**Stated problem**:
Tally the lines of the listing that contain the string "their". Give the number and nothing else.

--- Begin ---

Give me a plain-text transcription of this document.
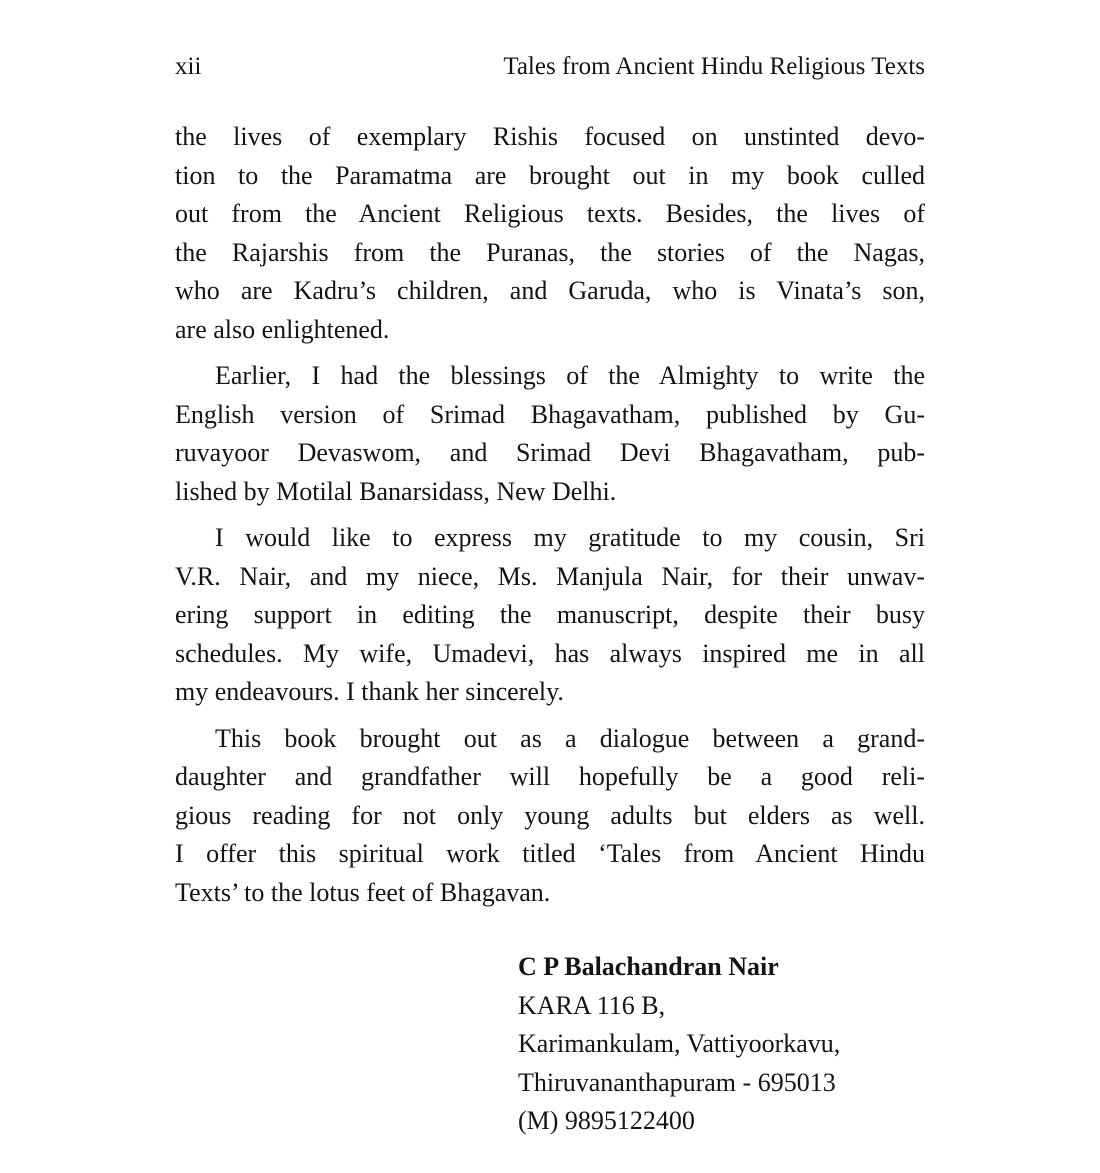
xii	Tales from Ancient Hindu Religious Texts
the lives of exemplary Rishis focused on unstinted devo-
tion to the Paramatma are brought out in my book culled
out from the Ancient Religious texts. Besides, the lives of
the Rajarshis from the Puranas, the stories of the Nagas,
who are Kadru’s children, and Garuda, who is Vinata’s son,
are also enlightened.
Earlier, I had the blessings of the Almighty to write the
English version of Srimad Bhagavatham, published by Gu-
ruvayoor Devaswom, and Srimad Devi Bhagavatham, pub-
lished by Motilal Banarsidass, New Delhi.
I would like to express my gratitude to my cousin, Sri
V.R. Nair, and my niece, Ms. Manjula Nair, for their unwav-
ering support in editing the manuscript, despite their busy
schedules. My wife, Umadevi, has always inspired me in all
my endeavours. I thank her sincerely.
This book brought out as a dialogue between a grand-
daughter and grandfather will hopefully be a good reli-
gious reading for not only young adults but elders as well.
I offer this spiritual work titled ‘Tales from Ancient Hindu
Texts’ to the lotus feet of Bhagavan.
C P Balachandran Nair
KARA 116 B,
Karimankulam, Vattiyoorkavu,
Thiruvananthapuram - 695013
(M) 9895122400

--- End ---

**The reply**:
2